* AIM
Lines containing the word "домашних" are the ones to copy from the records below.

Extracted data entries:
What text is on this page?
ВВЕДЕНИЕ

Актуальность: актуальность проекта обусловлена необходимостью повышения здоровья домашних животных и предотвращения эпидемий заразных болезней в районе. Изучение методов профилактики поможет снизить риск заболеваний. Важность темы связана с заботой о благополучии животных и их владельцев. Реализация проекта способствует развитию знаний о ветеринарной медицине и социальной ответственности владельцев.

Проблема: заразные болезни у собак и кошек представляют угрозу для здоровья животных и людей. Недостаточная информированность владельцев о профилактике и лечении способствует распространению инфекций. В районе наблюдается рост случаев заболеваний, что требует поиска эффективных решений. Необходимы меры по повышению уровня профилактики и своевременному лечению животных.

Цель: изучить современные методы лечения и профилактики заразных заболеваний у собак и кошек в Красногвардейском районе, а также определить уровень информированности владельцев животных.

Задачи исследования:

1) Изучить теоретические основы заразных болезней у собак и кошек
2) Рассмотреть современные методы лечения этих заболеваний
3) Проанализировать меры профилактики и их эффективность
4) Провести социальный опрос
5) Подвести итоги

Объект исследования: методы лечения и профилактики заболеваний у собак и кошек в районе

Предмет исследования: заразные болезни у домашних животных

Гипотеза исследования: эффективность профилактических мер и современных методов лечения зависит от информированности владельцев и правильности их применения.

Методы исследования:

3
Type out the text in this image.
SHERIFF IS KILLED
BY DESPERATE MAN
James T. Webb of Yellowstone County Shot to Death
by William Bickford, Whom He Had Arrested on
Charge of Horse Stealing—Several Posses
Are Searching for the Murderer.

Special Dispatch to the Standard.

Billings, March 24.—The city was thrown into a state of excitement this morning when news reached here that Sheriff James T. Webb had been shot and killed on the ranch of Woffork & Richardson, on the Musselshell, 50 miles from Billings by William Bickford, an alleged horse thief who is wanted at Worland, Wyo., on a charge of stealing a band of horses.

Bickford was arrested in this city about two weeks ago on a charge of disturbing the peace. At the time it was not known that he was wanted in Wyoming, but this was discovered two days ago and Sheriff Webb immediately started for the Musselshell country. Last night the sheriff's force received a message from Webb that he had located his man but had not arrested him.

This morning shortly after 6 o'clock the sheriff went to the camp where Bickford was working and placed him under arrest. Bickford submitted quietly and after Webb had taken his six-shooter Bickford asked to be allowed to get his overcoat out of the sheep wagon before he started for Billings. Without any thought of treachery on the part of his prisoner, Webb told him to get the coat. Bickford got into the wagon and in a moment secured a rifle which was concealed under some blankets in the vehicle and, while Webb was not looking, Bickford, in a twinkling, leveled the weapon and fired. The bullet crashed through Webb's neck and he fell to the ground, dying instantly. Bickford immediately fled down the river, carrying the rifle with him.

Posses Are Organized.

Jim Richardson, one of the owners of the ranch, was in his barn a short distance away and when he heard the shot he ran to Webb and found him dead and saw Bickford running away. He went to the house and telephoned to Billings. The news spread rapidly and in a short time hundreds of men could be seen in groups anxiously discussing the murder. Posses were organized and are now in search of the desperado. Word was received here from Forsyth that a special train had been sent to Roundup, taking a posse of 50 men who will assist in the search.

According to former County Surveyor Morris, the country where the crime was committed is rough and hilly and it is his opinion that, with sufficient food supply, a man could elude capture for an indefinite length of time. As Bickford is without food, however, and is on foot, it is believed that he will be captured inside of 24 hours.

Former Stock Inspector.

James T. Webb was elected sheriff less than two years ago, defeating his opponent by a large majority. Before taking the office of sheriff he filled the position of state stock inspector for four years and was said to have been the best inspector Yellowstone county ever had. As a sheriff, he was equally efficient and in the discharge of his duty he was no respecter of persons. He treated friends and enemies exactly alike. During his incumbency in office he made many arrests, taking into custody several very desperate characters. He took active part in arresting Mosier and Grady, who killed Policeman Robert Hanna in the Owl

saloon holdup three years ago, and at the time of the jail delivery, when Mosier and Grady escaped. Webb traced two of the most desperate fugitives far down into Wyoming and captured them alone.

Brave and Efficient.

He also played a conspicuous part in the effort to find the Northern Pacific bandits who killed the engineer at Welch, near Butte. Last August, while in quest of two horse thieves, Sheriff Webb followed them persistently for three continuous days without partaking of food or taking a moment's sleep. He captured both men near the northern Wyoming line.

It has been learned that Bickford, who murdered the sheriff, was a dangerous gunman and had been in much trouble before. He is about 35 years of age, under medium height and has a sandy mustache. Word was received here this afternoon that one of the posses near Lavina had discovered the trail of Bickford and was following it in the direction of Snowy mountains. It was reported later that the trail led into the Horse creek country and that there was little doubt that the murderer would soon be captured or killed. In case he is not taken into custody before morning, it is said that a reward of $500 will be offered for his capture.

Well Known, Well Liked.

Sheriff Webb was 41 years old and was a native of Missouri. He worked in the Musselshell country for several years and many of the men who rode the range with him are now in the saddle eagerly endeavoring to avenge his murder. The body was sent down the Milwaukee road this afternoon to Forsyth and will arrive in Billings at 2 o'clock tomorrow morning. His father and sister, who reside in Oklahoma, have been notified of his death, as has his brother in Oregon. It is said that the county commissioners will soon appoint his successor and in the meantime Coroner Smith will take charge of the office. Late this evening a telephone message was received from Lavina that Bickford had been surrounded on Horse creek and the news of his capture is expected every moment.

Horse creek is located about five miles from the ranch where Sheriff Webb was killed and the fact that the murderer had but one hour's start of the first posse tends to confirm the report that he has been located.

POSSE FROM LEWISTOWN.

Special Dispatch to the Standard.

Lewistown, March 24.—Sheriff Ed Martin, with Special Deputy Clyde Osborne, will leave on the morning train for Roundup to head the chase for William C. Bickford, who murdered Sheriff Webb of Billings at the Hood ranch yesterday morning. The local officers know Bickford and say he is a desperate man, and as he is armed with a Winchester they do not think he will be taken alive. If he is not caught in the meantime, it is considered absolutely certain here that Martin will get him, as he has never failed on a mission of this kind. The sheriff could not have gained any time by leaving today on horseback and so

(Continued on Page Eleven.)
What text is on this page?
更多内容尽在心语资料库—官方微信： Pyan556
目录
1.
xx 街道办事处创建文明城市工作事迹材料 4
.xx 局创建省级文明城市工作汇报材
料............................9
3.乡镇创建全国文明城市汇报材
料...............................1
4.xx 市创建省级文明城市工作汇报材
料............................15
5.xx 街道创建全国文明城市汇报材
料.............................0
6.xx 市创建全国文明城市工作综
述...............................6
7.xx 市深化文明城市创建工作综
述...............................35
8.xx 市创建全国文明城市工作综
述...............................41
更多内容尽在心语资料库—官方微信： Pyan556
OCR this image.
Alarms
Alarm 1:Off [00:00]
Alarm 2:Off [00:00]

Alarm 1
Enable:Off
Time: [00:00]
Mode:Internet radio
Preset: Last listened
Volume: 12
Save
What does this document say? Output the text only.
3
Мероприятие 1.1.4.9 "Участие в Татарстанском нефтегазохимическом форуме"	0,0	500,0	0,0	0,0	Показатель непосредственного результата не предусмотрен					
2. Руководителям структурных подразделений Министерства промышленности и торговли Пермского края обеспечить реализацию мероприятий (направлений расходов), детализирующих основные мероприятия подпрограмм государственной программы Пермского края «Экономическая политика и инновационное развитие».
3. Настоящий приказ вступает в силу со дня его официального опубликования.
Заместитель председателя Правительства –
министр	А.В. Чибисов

* ANSWER TO THIS EXERCISE
Актуальность: актуальность проекта обусловлена необходимостью повышения здоровья домашних животных и предотвращения эпидемий заразных болезней в районе. Изучение методов профилактики поможет снизить риск заболеваний. Важность темы связана с заботой о благополучии животных и их владельцев. Реализация проекта способствует развитию знаний о ветеринарной медицине и социальной ответственности владельцев.
Предмет исследования: заразные болезни у домашних животных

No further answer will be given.